### Written request
Reproduce the material below word for word, keeping every line in its original order.
>>>
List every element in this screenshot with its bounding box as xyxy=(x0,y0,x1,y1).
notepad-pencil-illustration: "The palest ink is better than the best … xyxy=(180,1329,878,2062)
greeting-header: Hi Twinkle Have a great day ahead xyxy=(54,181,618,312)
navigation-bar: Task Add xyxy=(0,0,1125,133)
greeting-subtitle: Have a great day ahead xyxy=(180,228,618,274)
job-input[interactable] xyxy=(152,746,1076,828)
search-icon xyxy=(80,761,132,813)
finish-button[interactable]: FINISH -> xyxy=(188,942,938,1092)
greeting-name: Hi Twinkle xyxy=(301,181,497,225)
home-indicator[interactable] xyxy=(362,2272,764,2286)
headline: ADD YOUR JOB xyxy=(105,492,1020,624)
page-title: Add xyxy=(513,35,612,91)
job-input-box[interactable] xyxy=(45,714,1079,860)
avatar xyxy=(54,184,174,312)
<<<
### Output for this task
List every element in this screenshot with its bounding box as xyxy=(x0,y0,x1,y1).
notepad-pencil-illustration: "The palest ink is better than the best … xyxy=(180,1329,878,2062)
greeting-header: Hi Twinkle Have a great day ahead xyxy=(54,181,618,312)
navigation-bar: Task Add xyxy=(0,0,1125,133)
greeting-subtitle: Have a great day ahead xyxy=(180,228,618,274)
job-input[interactable] xyxy=(152,746,1076,828)
search-icon xyxy=(80,761,132,813)
finish-button[interactable]: FINISH -> xyxy=(188,942,938,1092)
greeting-name: Hi Twinkle xyxy=(301,181,497,225)
home-indicator[interactable] xyxy=(362,2272,764,2286)
headline: ADD YOUR JOB xyxy=(105,492,1020,624)
page-title: Add xyxy=(513,35,612,91)
job-input-box[interactable] xyxy=(45,714,1079,860)
avatar xyxy=(54,184,174,312)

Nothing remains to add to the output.